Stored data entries
******

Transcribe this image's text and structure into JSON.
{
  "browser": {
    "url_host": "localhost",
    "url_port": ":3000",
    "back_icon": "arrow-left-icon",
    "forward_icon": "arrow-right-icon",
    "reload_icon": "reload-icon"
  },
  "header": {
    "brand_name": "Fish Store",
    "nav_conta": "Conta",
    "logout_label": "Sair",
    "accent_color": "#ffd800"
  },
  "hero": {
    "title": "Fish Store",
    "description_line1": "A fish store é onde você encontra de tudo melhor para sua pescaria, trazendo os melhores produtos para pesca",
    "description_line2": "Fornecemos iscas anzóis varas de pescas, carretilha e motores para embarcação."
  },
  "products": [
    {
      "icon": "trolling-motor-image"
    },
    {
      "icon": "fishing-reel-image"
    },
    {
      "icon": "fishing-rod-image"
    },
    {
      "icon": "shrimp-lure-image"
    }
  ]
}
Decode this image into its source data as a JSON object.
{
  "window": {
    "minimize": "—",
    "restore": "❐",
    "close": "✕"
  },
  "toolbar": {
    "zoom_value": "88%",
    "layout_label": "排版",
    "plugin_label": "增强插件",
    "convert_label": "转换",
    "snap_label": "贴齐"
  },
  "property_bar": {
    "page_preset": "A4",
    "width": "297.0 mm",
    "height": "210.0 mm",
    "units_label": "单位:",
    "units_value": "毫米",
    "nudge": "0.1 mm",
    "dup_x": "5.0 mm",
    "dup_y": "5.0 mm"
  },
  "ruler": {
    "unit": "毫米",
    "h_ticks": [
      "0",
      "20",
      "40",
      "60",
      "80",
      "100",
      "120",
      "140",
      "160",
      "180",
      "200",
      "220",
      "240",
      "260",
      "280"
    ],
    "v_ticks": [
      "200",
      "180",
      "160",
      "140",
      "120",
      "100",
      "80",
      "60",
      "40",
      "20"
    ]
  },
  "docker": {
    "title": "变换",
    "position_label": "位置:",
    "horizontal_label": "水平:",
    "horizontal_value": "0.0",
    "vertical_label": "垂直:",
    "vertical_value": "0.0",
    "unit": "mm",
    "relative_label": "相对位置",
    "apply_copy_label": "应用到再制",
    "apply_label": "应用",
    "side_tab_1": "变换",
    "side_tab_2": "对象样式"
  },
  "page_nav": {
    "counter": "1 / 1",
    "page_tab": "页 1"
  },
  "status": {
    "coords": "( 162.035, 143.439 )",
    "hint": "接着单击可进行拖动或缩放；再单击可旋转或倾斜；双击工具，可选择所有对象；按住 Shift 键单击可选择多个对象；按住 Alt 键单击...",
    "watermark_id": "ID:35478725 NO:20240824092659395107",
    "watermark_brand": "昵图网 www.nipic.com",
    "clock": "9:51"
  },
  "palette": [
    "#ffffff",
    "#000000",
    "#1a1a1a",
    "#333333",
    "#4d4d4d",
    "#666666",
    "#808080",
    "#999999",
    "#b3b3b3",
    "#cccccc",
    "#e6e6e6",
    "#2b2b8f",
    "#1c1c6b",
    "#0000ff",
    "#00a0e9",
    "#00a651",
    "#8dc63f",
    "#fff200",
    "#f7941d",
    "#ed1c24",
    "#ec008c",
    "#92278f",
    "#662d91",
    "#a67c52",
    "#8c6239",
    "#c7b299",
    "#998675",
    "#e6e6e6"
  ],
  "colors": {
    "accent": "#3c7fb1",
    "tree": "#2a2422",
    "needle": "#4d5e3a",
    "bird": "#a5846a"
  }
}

******

» **Task instructions**:
All of the data above should be transcribed exactly.

» **Task output**:
Transcribe this image's text and structure into JSON.
{
  "browser": {
    "url_host": "localhost",
    "url_port": ":3000",
    "back_icon": "arrow-left-icon",
    "forward_icon": "arrow-right-icon",
    "reload_icon": "reload-icon"
  },
  "header": {
    "brand_name": "Fish Store",
    "nav_conta": "Conta",
    "logout_label": "Sair",
    "accent_color": "#ffd800"
  },
  "hero": {
    "title": "Fish Store",
    "description_line1": "A fish store é onde você encontra de tudo melhor para sua pescaria, trazendo os melhores produtos para pesca",
    "description_line2": "Fornecemos iscas anzóis varas de pescas, carretilha e motores para embarcação."
  },
  "products": [
    {
      "icon": "trolling-motor-image"
    },
    {
      "icon": "fishing-reel-image"
    },
    {
      "icon": "fishing-rod-image"
    },
    {
      "icon": "shrimp-lure-image"
    }
  ]
}
Decode this image into its source data as a JSON object.
{
  "window": {
    "minimize": "—",
    "restore": "❐",
    "close": "✕"
  },
  "toolbar": {
    "zoom_value": "88%",
    "layout_label": "排版",
    "plugin_label": "增强插件",
    "convert_label": "转换",
    "snap_label": "贴齐"
  },
  "property_bar": {
    "page_preset": "A4",
    "width": "297.0 mm",
    "height": "210.0 mm",
    "units_label": "单位:",
    "units_value": "毫米",
    "nudge": "0.1 mm",
    "dup_x": "5.0 mm",
    "dup_y": "5.0 mm"
  },
  "ruler": {
    "unit": "毫米",
    "h_ticks": [
      "0",
      "20",
      "40",
      "60",
      "80",
      "100",
      "120",
      "140",
      "160",
      "180",
      "200",
      "220",
      "240",
      "260",
      "280"
    ],
    "v_ticks": [
      "200",
      "180",
      "160",
      "140",
      "120",
      "100",
      "80",
      "60",
      "40",
      "20"
    ]
  },
  "docker": {
    "title": "变换",
    "position_label": "位置:",
    "horizontal_label": "水平:",
    "horizontal_value": "0.0",
    "vertical_label": "垂直:",
    "vertical_value": "0.0",
    "unit": "mm",
    "relative_label": "相对位置",
    "apply_copy_label": "应用到再制",
    "apply_label": "应用",
    "side_tab_1": "变换",
    "side_tab_2": "对象样式"
  },
  "page_nav": {
    "counter": "1 / 1",
    "page_tab": "页 1"
  },
  "status": {
    "coords": "( 162.035, 143.439 )",
    "hint": "接着单击可进行拖动或缩放；再单击可旋转或倾斜；双击工具，可选择所有对象；按住 Shift 键单击可选择多个对象；按住 Alt 键单击...",
    "watermark_id": "ID:35478725 NO:20240824092659395107",
    "watermark_brand": "昵图网 www.nipic.com",
    "clock": "9:51"
  },
  "palette": [
    "#ffffff",
    "#000000",
    "#1a1a1a",
    "#333333",
    "#4d4d4d",
    "#666666",
    "#808080",
    "#999999",
    "#b3b3b3",
    "#cccccc",
    "#e6e6e6",
    "#2b2b8f",
    "#1c1c6b",
    "#0000ff",
    "#00a0e9",
    "#00a651",
    "#8dc63f",
    "#fff200",
    "#f7941d",
    "#ed1c24",
    "#ec008c",
    "#92278f",
    "#662d91",
    "#a67c52",
    "#8c6239",
    "#c7b299",
    "#998675",
    "#e6e6e6"
  ],
  "colors": {
    "accent": "#3c7fb1",
    "tree": "#2a2422",
    "needle": "#4d5e3a",
    "bird": "#a5846a"
  }
}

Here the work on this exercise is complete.